Write out the data again exactly, skipping every picture.

>> start

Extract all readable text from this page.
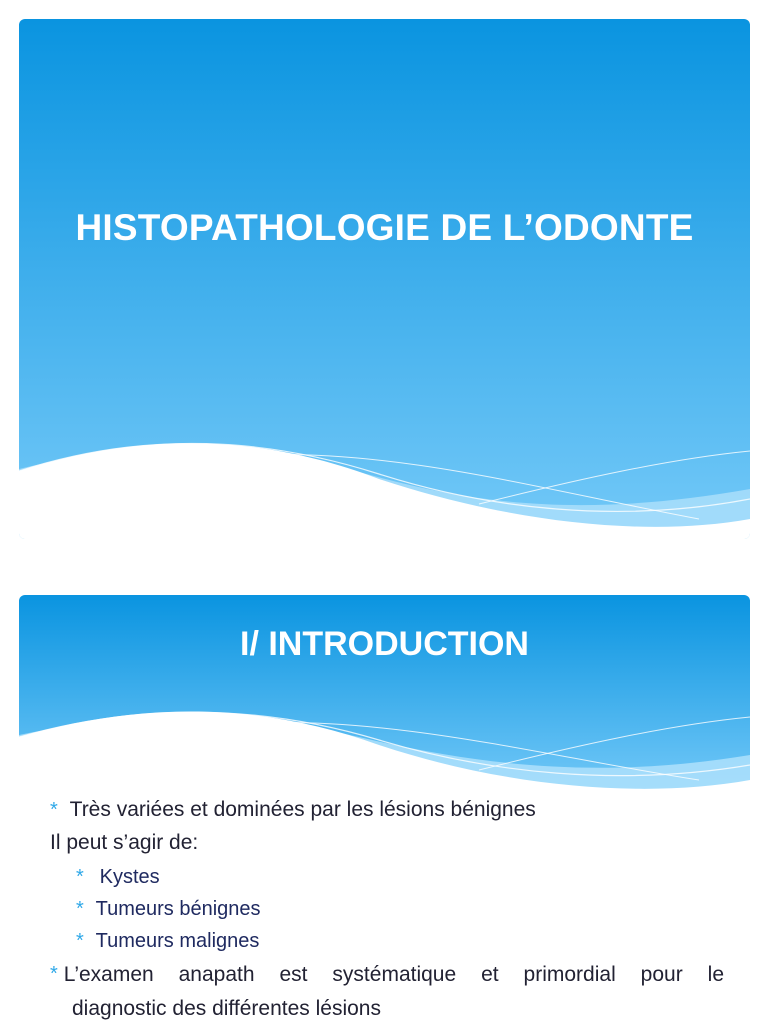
HISTOPATHOLOGIE DE L’ODONTE
I/ INTRODUCTION
* Très variées et dominées par les lésions bénignes
Il peut s’agir de:
* Kystes
* Tumeurs bénignes
* Tumeurs malignes
* L’examen anapath est systématique et primordial pour le
diagnostic des différentes lésions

>> end

OUTPUT OF THE EXERCISE —
Extract all readable text from this page.
HISTOPATHOLOGIE DE L’ODONTE
I/ INTRODUCTION
* Très variées et dominées par les lésions bénignes
Il peut s’agir de:
* Kystes
* Tumeurs bénignes
* Tumeurs malignes
* L’examen anapath est systématique et primordial pour le
diagnostic des différentes lésions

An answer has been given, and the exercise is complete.